— START —

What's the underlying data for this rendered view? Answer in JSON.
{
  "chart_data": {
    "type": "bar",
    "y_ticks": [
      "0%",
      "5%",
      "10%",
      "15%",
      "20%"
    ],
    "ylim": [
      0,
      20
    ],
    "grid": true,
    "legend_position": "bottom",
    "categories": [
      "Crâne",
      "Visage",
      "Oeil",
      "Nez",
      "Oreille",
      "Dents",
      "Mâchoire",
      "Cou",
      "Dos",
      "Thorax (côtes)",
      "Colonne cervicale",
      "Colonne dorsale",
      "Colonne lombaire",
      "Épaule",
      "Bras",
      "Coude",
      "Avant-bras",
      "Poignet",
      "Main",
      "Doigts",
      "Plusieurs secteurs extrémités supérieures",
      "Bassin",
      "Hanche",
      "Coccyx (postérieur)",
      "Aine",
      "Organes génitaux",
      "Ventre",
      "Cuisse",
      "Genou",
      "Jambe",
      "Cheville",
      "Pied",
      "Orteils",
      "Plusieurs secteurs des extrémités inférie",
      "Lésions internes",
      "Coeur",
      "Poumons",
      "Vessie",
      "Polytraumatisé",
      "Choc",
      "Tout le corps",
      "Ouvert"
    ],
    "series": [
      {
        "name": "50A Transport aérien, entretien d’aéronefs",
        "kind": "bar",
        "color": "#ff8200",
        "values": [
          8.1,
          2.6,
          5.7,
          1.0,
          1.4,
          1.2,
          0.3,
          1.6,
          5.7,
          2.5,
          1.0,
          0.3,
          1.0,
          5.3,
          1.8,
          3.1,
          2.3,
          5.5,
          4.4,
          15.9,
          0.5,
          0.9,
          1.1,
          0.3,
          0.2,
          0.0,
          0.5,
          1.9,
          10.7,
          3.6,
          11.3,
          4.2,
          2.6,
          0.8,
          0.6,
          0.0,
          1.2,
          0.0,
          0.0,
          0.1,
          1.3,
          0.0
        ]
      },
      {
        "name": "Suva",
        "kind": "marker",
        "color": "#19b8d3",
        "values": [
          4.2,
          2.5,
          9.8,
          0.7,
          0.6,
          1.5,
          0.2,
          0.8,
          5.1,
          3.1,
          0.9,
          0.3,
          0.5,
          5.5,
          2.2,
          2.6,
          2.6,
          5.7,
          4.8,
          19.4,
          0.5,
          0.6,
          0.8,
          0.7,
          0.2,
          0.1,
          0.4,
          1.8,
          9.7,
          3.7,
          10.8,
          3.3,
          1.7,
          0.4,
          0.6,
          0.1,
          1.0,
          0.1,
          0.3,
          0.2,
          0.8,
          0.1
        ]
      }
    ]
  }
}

— END —

§ **TASK BRIEF**: Copy all lines from the material that include "secteurs".

§ **EXERCISE SOLUTION**:
      "Plusieurs secteurs extrémités supérieures",
      "Plusieurs secteurs des extrémités inférie",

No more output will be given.